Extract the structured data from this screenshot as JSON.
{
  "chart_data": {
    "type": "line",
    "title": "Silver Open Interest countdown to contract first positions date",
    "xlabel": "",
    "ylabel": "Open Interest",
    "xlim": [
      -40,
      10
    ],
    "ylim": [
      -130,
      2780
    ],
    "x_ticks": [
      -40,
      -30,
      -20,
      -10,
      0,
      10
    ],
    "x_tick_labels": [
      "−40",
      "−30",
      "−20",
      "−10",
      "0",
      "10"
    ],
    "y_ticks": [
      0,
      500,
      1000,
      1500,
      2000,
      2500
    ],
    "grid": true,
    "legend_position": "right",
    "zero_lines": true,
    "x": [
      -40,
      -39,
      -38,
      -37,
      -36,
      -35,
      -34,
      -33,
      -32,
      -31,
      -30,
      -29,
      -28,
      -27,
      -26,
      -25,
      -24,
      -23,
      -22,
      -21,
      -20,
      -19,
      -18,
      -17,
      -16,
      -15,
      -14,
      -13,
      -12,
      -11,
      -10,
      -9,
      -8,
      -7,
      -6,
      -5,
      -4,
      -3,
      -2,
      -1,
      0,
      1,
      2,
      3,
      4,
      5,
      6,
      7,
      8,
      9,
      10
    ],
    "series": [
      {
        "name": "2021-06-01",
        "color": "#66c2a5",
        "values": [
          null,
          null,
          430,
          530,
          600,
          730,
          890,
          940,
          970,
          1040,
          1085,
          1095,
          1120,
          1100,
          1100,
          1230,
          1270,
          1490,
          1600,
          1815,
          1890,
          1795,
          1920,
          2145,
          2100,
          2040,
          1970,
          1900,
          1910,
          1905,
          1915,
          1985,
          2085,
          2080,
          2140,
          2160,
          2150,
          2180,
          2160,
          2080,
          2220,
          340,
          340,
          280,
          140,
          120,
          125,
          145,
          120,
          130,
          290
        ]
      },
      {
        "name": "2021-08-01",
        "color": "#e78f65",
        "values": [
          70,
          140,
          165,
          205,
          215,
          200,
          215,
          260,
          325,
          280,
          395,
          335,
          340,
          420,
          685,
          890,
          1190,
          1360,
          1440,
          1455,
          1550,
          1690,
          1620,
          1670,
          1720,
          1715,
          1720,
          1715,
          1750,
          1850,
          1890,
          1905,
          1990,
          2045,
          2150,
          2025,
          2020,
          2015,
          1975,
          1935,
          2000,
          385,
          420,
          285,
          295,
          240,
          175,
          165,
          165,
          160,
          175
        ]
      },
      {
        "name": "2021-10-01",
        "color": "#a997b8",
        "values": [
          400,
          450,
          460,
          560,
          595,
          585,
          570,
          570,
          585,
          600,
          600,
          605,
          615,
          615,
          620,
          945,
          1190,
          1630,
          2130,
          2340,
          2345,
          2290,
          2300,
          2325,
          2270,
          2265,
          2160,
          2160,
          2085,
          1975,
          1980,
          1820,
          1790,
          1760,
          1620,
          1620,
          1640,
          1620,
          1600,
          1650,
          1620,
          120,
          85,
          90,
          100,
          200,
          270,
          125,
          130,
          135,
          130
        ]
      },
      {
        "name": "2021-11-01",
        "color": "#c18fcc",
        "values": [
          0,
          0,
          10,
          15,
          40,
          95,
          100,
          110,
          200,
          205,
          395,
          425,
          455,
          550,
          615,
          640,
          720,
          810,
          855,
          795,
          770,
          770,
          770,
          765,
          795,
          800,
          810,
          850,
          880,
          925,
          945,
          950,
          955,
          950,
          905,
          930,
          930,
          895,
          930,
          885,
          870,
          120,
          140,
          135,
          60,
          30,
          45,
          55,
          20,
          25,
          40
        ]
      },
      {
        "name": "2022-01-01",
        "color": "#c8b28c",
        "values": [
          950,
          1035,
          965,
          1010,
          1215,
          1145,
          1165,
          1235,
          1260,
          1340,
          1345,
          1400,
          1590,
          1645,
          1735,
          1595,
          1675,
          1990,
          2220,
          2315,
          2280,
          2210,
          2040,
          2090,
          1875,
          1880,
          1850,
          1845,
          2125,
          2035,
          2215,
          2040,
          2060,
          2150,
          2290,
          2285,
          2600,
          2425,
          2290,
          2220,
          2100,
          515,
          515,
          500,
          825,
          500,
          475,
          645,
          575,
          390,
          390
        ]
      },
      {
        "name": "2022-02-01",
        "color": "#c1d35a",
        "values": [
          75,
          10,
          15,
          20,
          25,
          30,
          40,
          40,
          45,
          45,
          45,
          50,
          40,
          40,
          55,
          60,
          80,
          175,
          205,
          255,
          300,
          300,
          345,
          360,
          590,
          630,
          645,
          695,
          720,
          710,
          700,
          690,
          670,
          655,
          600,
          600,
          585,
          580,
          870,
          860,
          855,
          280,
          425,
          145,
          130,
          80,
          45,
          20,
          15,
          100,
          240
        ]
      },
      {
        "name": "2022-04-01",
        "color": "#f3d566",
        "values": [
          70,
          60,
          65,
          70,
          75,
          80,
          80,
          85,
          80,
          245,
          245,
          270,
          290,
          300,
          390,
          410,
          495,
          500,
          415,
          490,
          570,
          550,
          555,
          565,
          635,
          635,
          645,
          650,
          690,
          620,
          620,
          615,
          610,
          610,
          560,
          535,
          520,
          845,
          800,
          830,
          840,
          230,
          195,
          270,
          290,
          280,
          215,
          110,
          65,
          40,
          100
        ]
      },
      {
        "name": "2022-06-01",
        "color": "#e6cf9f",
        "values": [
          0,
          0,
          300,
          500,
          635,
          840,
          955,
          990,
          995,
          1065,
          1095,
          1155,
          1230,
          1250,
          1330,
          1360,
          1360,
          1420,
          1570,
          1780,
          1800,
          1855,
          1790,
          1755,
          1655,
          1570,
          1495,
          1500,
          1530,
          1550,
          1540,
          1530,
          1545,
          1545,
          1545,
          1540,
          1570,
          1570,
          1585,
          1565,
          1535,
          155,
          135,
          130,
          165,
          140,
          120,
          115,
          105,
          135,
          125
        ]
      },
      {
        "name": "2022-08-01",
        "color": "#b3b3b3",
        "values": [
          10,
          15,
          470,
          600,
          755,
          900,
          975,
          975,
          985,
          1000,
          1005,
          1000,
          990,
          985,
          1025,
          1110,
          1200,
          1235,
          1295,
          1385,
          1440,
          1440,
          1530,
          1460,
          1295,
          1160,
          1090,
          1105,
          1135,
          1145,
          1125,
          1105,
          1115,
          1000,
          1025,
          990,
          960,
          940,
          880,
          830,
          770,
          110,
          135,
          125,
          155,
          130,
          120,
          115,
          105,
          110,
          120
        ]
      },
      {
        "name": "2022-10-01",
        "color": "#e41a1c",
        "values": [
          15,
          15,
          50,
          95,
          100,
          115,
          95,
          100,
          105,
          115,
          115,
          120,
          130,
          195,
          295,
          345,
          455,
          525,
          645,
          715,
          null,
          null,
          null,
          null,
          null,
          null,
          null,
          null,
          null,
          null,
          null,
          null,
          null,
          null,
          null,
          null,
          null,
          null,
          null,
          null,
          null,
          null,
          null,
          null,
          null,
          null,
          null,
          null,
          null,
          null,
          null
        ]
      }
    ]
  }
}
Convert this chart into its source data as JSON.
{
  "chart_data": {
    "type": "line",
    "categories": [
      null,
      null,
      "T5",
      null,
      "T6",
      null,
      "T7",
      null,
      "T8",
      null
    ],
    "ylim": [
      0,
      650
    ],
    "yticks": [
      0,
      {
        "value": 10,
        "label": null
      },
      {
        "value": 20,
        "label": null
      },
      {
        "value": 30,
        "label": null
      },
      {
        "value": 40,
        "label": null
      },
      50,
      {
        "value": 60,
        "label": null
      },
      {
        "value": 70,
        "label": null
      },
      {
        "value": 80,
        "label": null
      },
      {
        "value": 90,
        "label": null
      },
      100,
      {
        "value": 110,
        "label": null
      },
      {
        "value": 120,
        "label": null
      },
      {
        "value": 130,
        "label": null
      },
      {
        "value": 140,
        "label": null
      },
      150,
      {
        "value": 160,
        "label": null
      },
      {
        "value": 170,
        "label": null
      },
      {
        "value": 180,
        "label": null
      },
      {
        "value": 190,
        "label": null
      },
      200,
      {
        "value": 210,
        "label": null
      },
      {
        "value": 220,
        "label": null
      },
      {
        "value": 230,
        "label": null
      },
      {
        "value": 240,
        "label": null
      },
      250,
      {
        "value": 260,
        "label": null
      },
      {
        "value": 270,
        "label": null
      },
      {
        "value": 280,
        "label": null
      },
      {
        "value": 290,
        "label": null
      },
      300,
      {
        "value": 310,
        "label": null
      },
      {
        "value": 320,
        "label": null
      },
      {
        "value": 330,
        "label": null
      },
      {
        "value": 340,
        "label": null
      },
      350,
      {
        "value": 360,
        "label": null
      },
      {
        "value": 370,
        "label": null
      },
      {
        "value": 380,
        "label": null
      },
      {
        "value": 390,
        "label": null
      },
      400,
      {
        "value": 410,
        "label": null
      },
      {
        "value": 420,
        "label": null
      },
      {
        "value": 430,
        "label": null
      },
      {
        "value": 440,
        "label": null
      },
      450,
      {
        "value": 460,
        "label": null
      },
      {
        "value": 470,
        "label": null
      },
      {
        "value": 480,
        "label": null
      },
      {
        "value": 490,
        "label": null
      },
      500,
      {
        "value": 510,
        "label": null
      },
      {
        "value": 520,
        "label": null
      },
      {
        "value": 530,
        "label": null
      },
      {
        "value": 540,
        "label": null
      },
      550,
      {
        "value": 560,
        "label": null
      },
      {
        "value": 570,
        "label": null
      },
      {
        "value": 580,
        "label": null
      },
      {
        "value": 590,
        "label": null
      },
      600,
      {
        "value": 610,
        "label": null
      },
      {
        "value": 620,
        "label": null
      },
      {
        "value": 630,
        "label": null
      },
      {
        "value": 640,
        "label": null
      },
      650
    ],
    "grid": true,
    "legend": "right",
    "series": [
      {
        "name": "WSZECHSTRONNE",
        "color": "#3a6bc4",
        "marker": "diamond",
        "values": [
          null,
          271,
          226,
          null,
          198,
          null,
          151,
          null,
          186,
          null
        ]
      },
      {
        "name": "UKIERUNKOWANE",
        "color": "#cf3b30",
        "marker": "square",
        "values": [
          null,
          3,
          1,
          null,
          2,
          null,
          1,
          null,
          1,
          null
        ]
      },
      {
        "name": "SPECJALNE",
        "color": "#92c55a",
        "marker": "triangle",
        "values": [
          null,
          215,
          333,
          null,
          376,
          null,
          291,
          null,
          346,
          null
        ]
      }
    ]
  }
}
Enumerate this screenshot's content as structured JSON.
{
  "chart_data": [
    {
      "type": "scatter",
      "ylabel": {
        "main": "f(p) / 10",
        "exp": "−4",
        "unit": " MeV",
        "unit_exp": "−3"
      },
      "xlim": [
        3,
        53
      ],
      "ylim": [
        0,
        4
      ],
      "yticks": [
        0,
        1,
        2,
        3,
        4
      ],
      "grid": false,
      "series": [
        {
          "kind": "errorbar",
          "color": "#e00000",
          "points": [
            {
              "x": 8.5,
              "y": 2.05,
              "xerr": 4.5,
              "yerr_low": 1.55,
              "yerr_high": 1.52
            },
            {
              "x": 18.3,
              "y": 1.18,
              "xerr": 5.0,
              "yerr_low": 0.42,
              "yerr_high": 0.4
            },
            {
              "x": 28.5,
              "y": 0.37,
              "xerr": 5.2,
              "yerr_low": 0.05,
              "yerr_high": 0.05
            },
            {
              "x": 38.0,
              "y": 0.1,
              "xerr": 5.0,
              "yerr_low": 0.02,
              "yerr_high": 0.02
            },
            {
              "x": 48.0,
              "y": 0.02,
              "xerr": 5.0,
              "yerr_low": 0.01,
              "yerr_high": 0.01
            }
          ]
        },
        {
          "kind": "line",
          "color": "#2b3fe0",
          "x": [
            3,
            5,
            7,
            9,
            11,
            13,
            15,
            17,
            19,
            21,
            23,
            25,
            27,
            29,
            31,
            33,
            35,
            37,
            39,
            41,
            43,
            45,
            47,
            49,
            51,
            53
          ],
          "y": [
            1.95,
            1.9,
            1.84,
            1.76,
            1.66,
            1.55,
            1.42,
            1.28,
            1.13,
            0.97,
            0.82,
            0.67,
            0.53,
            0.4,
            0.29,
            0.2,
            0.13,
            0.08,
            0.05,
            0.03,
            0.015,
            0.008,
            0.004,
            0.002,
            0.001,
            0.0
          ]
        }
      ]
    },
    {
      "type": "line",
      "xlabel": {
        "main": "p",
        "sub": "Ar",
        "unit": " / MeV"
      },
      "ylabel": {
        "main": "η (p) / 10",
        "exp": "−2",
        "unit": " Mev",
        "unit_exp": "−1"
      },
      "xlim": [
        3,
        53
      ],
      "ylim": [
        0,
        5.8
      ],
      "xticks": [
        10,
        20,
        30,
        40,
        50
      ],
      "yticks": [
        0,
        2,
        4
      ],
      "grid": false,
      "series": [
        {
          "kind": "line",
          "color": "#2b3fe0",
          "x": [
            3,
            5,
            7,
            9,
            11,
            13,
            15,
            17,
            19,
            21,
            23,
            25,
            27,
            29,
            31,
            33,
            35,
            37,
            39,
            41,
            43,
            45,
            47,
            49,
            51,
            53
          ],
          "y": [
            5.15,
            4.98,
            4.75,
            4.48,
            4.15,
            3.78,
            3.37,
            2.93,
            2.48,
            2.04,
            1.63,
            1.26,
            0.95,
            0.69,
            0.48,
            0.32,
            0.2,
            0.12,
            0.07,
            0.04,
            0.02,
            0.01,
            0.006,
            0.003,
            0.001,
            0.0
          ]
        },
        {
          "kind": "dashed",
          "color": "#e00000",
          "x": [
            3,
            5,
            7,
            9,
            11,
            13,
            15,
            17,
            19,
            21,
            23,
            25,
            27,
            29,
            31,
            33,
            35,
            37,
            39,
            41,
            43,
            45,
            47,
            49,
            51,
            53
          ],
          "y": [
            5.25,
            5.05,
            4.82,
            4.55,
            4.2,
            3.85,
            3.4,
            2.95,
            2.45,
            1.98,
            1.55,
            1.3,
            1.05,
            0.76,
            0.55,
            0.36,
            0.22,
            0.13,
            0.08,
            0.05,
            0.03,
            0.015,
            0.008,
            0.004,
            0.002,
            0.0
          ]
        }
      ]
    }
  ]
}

..............................

TASK TO COMPLETE ▸
Take every line from the data above that holds "marker" and copy it out.

OUTPUT BELOW ▸
        "marker": "diamond",
        "marker": "square",
        "marker": "triangle",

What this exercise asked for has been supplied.